══ MATERIAL FOR THE TASK ══

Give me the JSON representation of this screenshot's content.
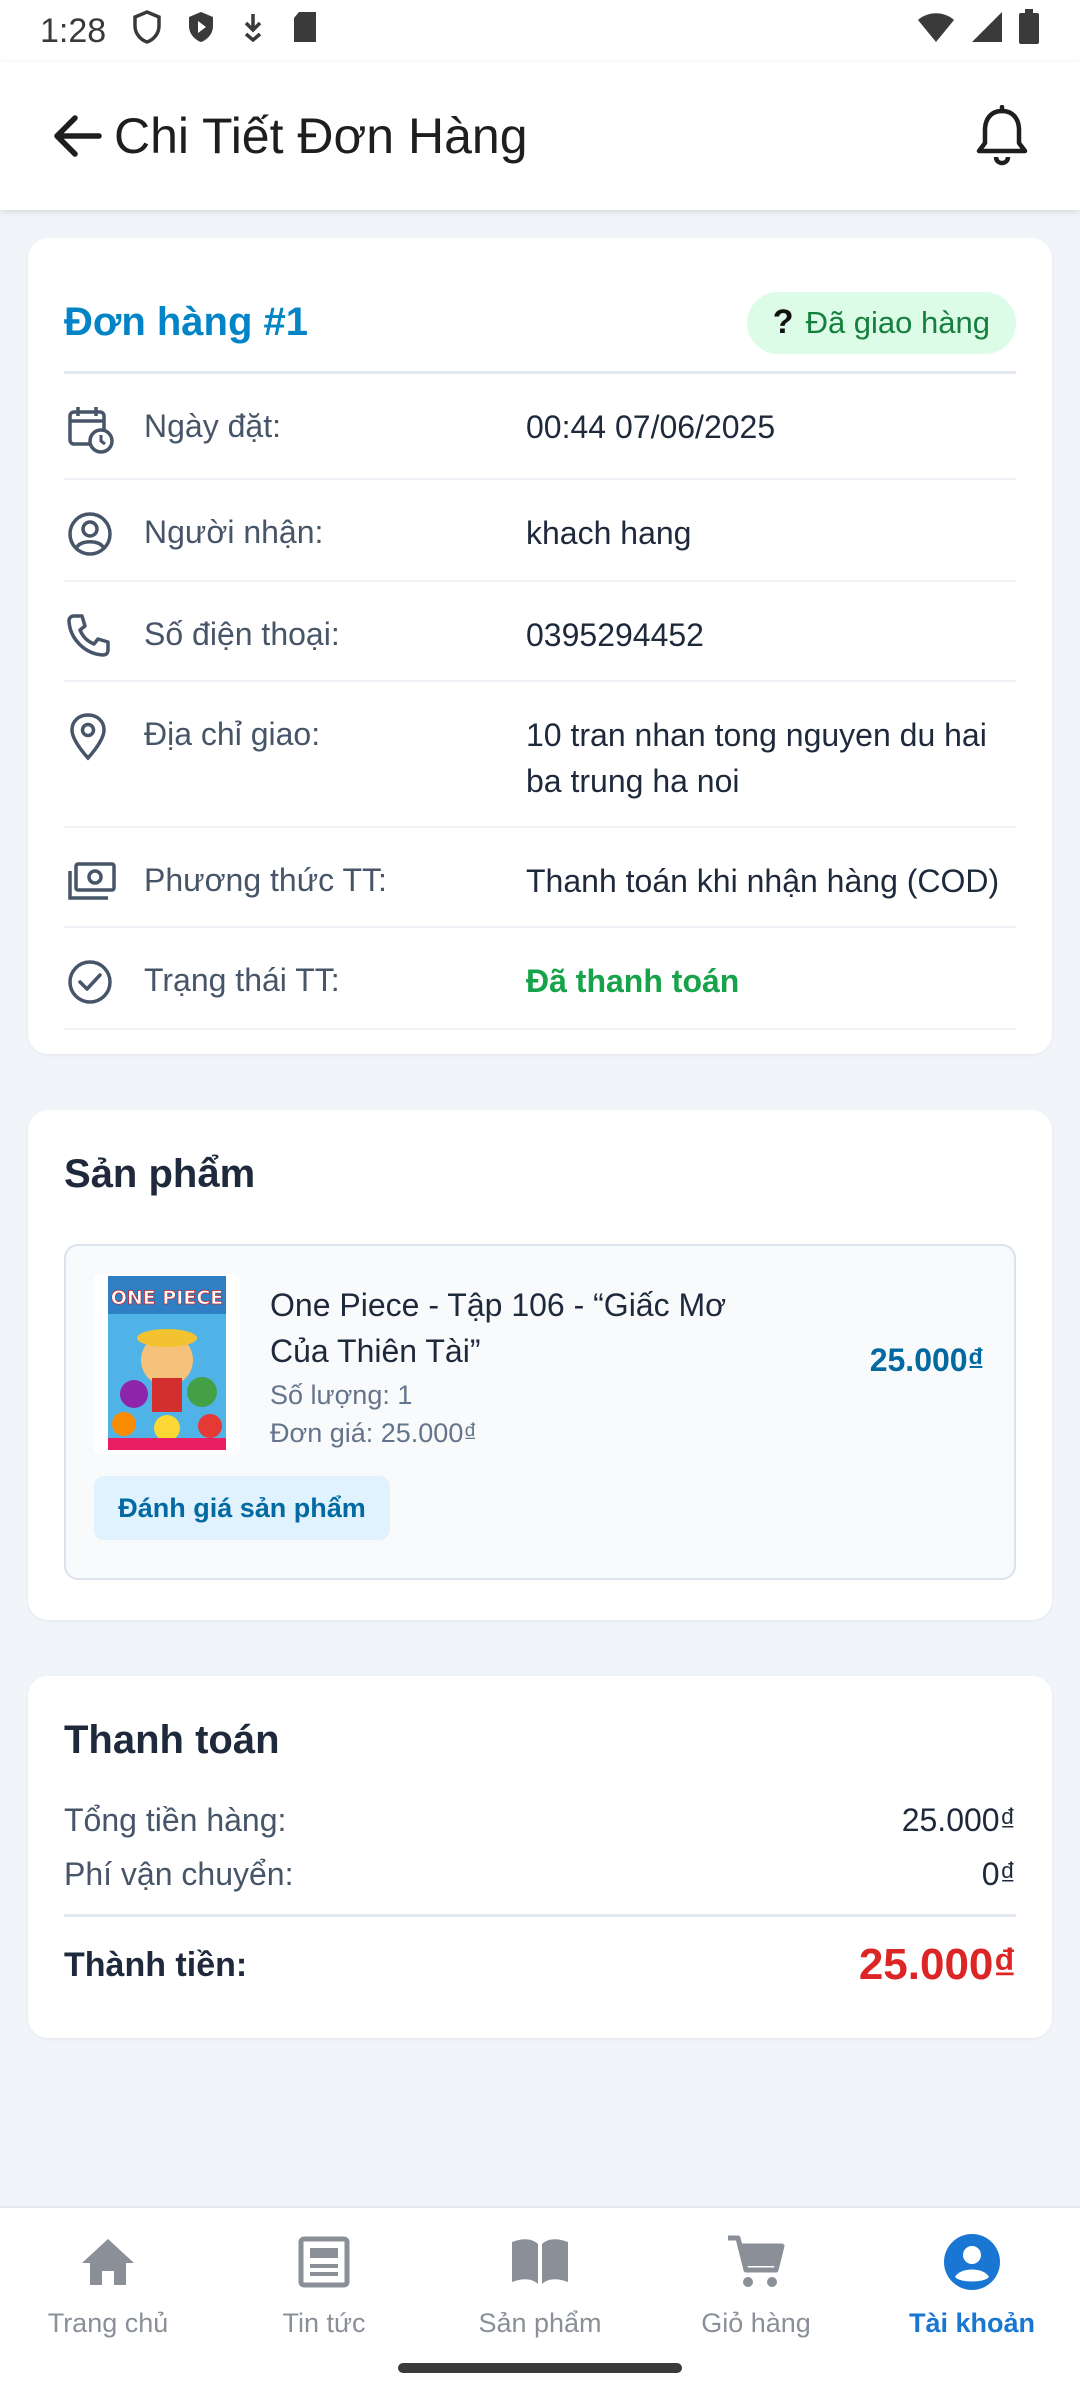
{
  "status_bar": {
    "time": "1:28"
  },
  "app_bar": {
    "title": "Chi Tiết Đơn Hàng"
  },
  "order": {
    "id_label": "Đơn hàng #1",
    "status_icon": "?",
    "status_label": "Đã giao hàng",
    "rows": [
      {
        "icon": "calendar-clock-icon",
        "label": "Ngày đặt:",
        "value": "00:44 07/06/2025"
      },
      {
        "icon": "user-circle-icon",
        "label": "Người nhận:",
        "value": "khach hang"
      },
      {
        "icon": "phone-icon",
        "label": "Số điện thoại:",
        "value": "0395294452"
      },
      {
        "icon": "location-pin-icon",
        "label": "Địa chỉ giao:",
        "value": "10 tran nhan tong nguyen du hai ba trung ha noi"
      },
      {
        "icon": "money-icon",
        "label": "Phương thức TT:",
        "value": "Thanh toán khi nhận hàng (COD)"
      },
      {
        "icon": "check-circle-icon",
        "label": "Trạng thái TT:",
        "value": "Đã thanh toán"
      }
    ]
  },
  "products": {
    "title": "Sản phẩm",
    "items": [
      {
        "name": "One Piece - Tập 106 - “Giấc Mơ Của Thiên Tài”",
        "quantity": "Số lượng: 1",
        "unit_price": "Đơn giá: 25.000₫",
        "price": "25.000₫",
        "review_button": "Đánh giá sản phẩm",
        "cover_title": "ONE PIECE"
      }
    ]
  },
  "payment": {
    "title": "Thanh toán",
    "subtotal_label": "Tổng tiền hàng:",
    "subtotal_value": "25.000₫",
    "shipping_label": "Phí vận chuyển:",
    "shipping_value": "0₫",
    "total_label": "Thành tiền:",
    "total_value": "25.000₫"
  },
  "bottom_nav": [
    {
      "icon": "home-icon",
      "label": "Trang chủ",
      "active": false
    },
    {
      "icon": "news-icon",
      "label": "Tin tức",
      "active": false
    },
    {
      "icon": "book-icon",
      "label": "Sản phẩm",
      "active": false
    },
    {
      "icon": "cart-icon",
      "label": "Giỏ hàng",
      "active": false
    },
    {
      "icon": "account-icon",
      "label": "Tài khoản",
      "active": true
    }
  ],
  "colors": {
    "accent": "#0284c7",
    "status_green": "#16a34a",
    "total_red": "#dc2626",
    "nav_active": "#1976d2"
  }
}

═══
══ MATERIAL FOR THE TASK ══

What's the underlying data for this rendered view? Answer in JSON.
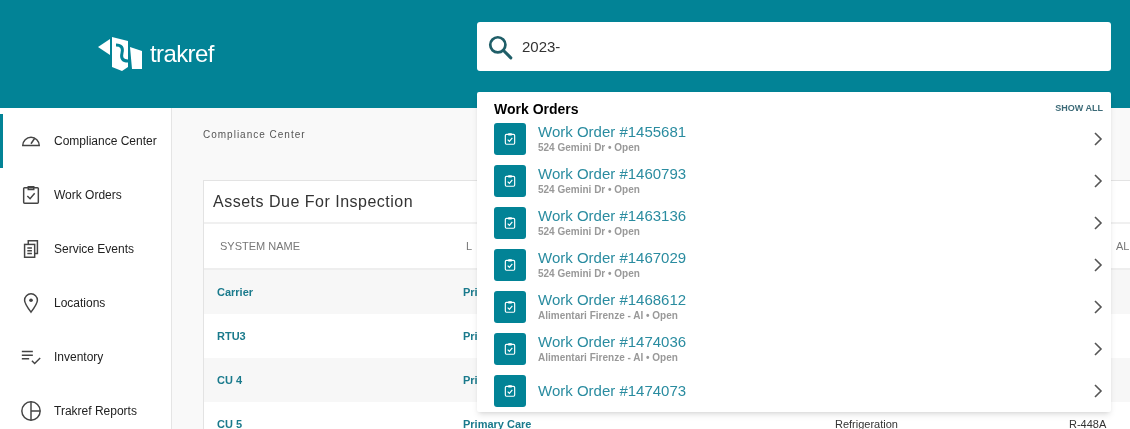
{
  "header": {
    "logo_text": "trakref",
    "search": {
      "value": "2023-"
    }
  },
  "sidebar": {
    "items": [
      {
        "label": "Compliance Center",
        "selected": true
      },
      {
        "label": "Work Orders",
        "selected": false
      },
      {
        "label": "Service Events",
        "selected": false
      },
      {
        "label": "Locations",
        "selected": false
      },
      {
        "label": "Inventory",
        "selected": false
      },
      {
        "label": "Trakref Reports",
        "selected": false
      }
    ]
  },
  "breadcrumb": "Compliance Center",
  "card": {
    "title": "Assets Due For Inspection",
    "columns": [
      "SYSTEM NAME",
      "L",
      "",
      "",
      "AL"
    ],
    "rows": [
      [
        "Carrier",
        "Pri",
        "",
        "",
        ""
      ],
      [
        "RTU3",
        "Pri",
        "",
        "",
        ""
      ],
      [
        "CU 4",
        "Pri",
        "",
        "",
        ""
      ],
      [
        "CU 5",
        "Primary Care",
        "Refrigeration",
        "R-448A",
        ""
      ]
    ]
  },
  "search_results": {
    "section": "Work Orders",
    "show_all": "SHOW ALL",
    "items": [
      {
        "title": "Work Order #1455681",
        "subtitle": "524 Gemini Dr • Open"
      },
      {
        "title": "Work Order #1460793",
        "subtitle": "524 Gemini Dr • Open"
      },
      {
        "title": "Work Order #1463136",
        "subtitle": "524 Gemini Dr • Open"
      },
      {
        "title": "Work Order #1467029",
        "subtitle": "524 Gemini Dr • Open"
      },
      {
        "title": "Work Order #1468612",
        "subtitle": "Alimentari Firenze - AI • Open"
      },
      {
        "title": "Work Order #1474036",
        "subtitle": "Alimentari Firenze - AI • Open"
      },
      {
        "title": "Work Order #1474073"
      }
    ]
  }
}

═══
══ MATERIAL FOR THE TASK ══

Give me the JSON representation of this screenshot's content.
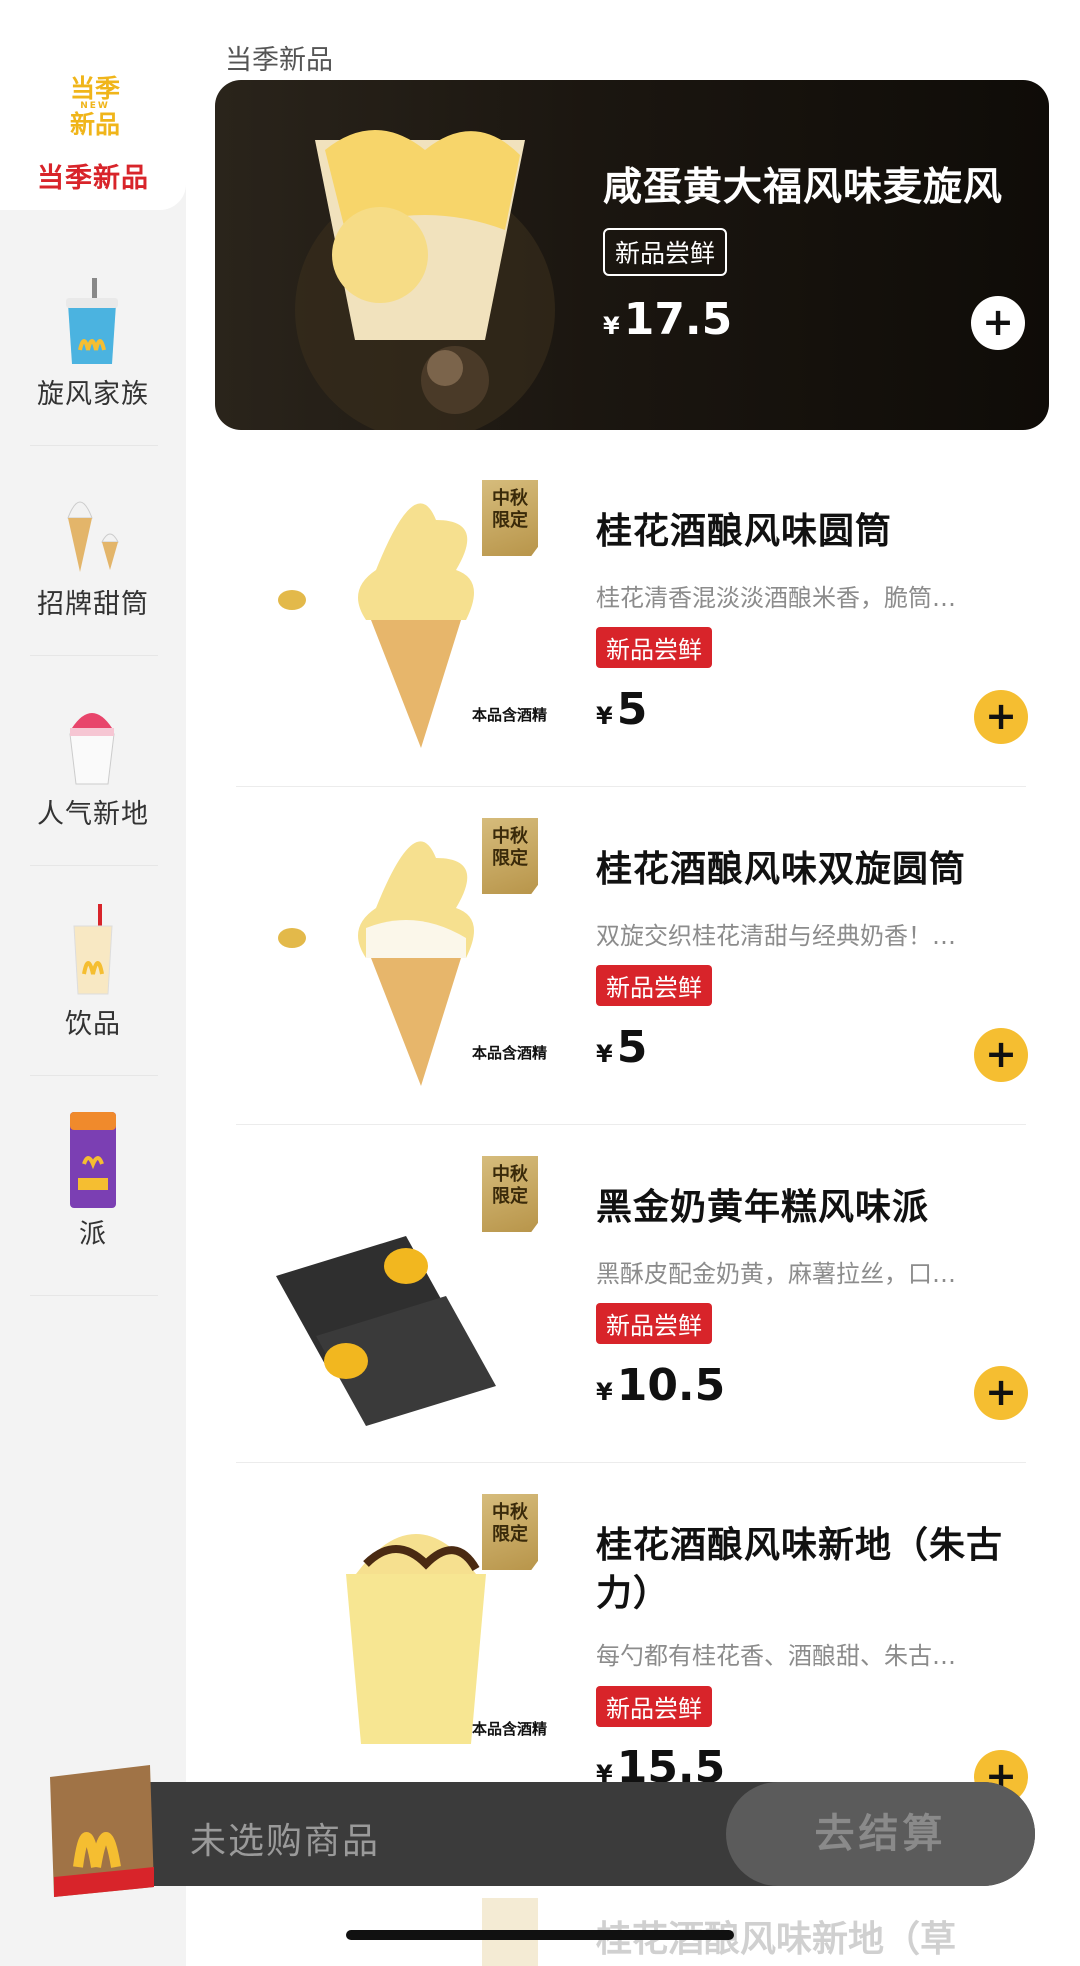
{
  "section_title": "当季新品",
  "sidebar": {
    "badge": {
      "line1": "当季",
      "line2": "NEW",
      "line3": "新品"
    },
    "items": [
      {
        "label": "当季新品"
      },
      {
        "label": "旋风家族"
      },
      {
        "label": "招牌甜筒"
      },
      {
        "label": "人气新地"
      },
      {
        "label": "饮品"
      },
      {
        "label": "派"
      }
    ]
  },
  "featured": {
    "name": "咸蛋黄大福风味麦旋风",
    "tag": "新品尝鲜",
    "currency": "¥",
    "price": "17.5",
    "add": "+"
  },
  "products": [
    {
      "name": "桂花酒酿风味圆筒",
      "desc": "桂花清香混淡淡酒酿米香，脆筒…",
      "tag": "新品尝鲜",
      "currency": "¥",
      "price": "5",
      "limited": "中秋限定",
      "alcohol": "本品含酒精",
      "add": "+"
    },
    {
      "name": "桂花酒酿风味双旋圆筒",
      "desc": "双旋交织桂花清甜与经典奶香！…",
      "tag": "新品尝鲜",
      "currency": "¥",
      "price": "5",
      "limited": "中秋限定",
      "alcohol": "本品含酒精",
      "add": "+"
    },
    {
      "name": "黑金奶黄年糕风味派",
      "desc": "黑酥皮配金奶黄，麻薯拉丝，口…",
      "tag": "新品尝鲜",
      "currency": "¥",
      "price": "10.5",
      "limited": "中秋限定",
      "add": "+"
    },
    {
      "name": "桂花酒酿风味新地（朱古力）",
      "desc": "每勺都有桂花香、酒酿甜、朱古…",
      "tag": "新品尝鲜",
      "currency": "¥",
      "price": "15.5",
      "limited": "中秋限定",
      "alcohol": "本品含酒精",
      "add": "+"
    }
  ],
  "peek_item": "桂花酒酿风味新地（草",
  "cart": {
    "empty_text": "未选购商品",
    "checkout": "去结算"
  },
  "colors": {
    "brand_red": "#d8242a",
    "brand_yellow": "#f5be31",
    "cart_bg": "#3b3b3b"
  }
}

═══

▶ [WHAT YOU WILL DO]: Scan the lines above for "桂花酒酿风味新地", then copy every one that has it.

▶ [ANSWER]:
      "name": "桂花酒酿风味新地（朱古力）",
  "peek_item": "桂花酒酿风味新地（草",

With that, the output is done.